GOAL: Locate every line in the material below that has the word "который". Copy each of those lines.
***
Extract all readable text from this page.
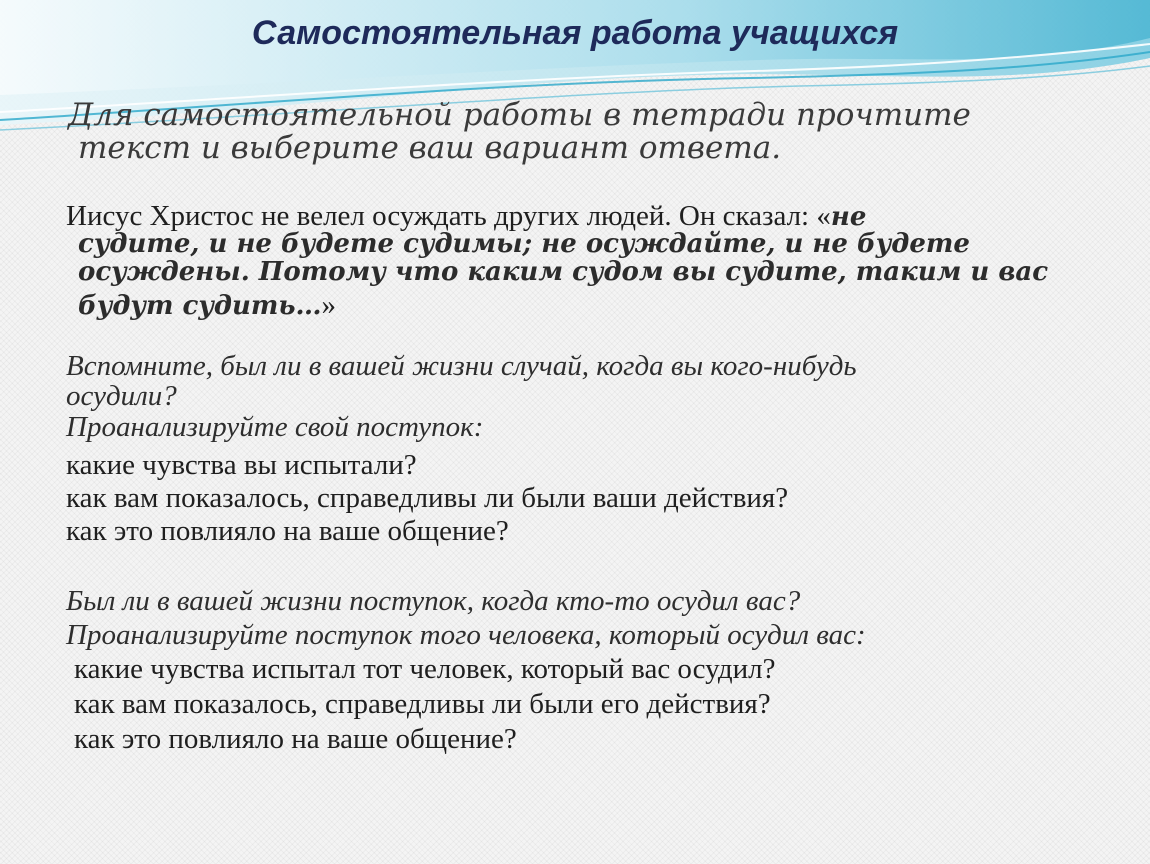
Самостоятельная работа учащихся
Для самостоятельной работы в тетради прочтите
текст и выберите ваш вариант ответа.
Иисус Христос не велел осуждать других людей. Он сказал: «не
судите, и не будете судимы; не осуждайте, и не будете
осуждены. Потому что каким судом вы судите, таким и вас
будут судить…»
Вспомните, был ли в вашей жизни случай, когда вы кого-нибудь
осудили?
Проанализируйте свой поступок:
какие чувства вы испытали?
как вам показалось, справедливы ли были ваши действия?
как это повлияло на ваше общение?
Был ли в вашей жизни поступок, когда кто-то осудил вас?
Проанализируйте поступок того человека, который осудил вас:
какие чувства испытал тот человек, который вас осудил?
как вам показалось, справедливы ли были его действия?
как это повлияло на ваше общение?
***
RESULT BELOW:
Проанализируйте поступок того человека, который осудил вас:
какие чувства испытал тот человек, который вас осудил?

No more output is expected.